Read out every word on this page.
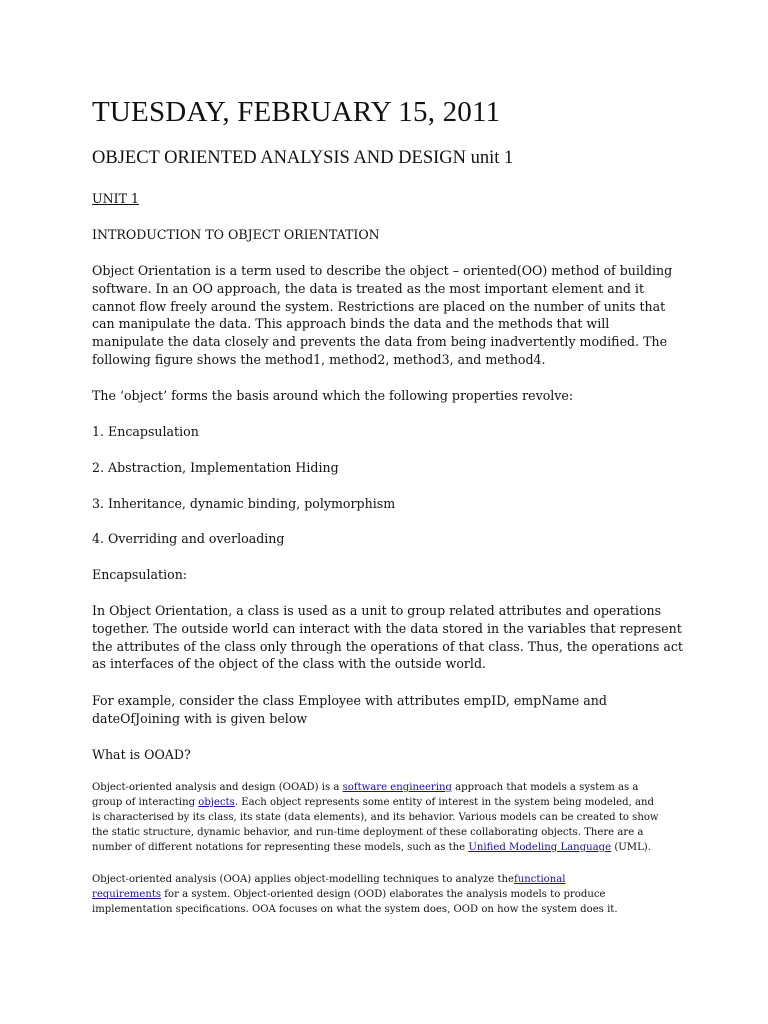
TUESDAY, FEBRUARY 15, 2011
OBJECT ORIENTED ANALYSIS AND DESIGN unit 1

UNIT 1

INTRODUCTION TO OBJECT ORIENTATION

Object Orientation is a term used to describe the object – oriented(OO) method of building
software. In an OO approach, the data is treated as the most important element and it
cannot flow freely around the system. Restrictions are placed on the number of units that
can manipulate the data. This approach binds the data and the methods that will
manipulate the data closely and prevents the data from being inadvertently modified. The
following figure shows the method1, method2, method3, and method4.

The ‘object’ forms the basis around which the following properties revolve:

1. Encapsulation

2. Abstraction, Implementation Hiding

3. Inheritance, dynamic binding, polymorphism

4. Overriding and overloading

Encapsulation:

In Object Orientation, a class is used as a unit to group related attributes and operations
together. The outside world can interact with the data stored in the variables that represent
the attributes of the class only through the operations of that class. Thus, the operations act
as interfaces of the object of the class with the outside world.
For example, consider the class Employee with attributes empID, empName and
dateOfJoining with is given below

What is OOAD?

Object-oriented analysis and design (OOAD) is a software engineering approach that models a system as a
group of interacting objects. Each object represents some entity of interest in the system being modeled, and
is characterised by its class, its state (data elements), and its behavior. Various models can be created to show
the static structure, dynamic behavior, and run-time deployment of these collaborating objects. There are a
number of different notations for representing these models, such as the Unified Modeling Language (UML).
Object-oriented analysis (OOA) applies object-modelling techniques to analyze thefunctional
requirements for a system. Object-oriented design (OOD) elaborates the analysis models to produce
implementation specifications. OOA focuses on what the system does, OOD on how the system does it.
######
Find all lines where the word "system" appears. Copy them.

• Exercise result
cannot flow freely around the system. Restrictions are placed on the number of units that
Object-oriented analysis and design (OOAD) is a software engineering approach that models a system as a
group of interacting objects. Each object represents some entity of interest in the system being modeled, and
requirements for a system. Object-oriented design (OOD) elaborates the analysis models to produce
implementation specifications. OOA focuses on what the system does, OOD on how the system does it.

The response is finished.